Set problem -
Scan the records for the line containing "Enumerate this screenshot's"; extract it and all later lines, verbatim, through the end, and nothing before it.

[Saved data entries]
══════════

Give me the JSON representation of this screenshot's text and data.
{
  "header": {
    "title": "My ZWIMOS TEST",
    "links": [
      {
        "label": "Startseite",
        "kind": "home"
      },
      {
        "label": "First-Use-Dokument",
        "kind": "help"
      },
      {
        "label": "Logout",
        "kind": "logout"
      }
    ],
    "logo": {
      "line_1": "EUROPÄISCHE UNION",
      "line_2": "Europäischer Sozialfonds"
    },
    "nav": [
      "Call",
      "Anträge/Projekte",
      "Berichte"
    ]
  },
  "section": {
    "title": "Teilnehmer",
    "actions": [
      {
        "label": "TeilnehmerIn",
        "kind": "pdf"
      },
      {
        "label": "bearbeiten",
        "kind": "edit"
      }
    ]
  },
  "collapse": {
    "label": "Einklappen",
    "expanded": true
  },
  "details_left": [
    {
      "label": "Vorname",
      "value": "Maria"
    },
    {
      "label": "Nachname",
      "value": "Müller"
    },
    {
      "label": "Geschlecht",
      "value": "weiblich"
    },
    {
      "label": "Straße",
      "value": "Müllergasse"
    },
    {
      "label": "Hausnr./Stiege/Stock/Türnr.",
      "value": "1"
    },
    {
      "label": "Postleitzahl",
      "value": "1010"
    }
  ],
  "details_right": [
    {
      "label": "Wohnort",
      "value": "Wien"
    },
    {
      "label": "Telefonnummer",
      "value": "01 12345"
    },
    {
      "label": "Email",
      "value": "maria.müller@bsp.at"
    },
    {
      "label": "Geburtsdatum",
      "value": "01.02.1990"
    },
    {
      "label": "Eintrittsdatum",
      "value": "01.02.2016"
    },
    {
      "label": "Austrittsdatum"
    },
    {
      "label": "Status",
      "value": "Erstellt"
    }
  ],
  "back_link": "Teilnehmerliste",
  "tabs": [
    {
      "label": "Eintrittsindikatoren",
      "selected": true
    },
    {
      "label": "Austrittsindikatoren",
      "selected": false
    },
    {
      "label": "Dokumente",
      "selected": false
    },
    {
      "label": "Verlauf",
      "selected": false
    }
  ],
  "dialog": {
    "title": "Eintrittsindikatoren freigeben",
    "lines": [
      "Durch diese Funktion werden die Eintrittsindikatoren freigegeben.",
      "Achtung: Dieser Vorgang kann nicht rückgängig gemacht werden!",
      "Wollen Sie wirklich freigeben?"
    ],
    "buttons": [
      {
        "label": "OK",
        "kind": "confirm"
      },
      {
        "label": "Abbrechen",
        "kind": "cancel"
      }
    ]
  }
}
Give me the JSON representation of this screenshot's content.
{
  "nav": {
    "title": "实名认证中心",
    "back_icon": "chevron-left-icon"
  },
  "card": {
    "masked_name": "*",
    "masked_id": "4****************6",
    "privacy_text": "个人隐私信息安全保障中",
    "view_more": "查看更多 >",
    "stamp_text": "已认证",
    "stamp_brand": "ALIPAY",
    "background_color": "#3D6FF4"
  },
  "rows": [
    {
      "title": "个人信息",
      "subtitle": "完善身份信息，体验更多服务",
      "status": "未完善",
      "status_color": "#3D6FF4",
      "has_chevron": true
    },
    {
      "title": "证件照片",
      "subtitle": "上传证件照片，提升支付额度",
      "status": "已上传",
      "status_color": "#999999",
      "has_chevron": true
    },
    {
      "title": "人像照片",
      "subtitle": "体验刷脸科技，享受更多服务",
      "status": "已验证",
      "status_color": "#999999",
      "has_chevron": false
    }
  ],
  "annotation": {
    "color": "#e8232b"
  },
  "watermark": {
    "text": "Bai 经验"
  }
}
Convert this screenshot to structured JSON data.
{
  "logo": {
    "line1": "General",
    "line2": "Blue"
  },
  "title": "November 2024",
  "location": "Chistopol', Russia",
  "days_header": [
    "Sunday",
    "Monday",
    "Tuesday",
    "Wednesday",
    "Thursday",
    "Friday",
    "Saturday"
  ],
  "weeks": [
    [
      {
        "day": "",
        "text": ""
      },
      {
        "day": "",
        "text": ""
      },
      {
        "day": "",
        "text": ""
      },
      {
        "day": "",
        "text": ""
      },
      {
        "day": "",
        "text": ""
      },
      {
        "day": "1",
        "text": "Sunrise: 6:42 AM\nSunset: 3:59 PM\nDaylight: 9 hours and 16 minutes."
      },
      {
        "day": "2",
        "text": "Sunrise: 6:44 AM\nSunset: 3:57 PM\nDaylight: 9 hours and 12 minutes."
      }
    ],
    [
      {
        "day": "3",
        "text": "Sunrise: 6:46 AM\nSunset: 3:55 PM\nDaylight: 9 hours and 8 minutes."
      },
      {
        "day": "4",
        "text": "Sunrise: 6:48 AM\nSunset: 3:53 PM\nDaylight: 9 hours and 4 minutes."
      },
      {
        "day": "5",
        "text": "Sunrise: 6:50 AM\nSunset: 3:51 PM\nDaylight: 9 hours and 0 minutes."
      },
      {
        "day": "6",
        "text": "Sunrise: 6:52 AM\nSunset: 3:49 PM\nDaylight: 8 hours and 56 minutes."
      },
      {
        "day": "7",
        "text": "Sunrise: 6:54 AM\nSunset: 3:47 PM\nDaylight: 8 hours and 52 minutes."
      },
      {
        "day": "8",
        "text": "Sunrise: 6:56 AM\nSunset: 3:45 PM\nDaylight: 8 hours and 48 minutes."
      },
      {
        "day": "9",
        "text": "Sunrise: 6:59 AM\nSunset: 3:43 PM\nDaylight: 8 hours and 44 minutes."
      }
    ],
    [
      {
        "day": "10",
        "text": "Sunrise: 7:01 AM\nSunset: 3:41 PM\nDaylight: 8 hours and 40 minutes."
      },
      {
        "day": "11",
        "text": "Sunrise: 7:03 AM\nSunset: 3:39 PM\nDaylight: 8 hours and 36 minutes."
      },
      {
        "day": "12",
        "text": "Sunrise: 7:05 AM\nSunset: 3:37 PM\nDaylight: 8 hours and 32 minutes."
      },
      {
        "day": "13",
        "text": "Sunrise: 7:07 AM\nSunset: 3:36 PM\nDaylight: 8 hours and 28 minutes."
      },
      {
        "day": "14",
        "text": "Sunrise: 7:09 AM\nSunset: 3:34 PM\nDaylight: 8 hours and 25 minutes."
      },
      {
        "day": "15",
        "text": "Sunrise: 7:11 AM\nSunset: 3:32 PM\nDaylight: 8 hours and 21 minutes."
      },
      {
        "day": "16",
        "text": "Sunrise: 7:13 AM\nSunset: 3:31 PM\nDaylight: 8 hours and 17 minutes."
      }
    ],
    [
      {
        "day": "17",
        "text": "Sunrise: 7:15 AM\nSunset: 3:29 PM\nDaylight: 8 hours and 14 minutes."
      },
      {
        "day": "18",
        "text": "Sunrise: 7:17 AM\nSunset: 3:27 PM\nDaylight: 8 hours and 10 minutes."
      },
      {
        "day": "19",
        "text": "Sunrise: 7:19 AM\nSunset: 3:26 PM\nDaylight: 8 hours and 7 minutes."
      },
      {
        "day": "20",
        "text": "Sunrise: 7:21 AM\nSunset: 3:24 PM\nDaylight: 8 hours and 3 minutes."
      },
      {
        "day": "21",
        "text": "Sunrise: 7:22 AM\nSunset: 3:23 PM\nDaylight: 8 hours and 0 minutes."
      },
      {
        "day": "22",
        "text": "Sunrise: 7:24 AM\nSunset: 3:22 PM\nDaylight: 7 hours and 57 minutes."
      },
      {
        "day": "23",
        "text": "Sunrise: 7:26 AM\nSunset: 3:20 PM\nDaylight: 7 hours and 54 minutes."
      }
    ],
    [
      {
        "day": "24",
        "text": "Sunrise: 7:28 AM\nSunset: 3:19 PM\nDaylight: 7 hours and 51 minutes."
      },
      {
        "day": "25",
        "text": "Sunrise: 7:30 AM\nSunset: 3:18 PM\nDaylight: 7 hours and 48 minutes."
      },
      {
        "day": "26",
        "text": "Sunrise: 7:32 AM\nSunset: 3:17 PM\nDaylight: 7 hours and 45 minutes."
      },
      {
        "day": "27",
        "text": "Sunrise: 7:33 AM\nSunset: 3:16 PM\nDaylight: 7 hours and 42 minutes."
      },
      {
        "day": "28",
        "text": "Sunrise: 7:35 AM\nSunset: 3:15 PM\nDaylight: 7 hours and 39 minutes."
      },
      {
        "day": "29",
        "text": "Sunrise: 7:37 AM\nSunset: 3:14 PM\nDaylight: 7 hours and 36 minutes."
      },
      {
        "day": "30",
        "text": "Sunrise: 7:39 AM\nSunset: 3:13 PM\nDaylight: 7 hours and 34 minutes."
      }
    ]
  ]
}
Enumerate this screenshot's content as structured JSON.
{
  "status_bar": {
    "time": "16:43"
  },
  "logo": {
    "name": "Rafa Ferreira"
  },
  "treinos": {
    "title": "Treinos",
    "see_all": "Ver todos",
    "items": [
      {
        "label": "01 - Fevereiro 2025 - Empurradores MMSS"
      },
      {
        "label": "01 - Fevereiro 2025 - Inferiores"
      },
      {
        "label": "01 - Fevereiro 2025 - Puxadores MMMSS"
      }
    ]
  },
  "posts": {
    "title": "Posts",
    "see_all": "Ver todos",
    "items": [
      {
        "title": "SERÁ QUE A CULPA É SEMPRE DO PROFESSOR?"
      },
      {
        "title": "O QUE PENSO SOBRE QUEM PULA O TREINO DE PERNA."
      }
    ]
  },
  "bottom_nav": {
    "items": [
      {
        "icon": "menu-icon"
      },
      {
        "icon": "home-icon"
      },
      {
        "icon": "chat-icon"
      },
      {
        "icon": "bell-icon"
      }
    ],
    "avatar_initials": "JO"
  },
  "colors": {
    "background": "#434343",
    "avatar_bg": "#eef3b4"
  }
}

══════════

Response for this exercise -
Enumerate this screenshot's content as structured JSON.
{
  "status_bar": {
    "time": "16:43"
  },
  "logo": {
    "name": "Rafa Ferreira"
  },
  "treinos": {
    "title": "Treinos",
    "see_all": "Ver todos",
    "items": [
      {
        "label": "01 - Fevereiro 2025 - Empurradores MMSS"
      },
      {
        "label": "01 - Fevereiro 2025 - Inferiores"
      },
      {
        "label": "01 - Fevereiro 2025 - Puxadores MMMSS"
      }
    ]
  },
  "posts": {
    "title": "Posts",
    "see_all": "Ver todos",
    "items": [
      {
        "title": "SERÁ QUE A CULPA É SEMPRE DO PROFESSOR?"
      },
      {
        "title": "O QUE PENSO SOBRE QUEM PULA O TREINO DE PERNA."
      }
    ]
  },
  "bottom_nav": {
    "items": [
      {
        "icon": "menu-icon"
      },
      {
        "icon": "home-icon"
      },
      {
        "icon": "chat-icon"
      },
      {
        "icon": "bell-icon"
      }
    ],
    "avatar_initials": "JO"
  },
  "colors": {
    "background": "#434343",
    "avatar_bg": "#eef3b4"
  }
}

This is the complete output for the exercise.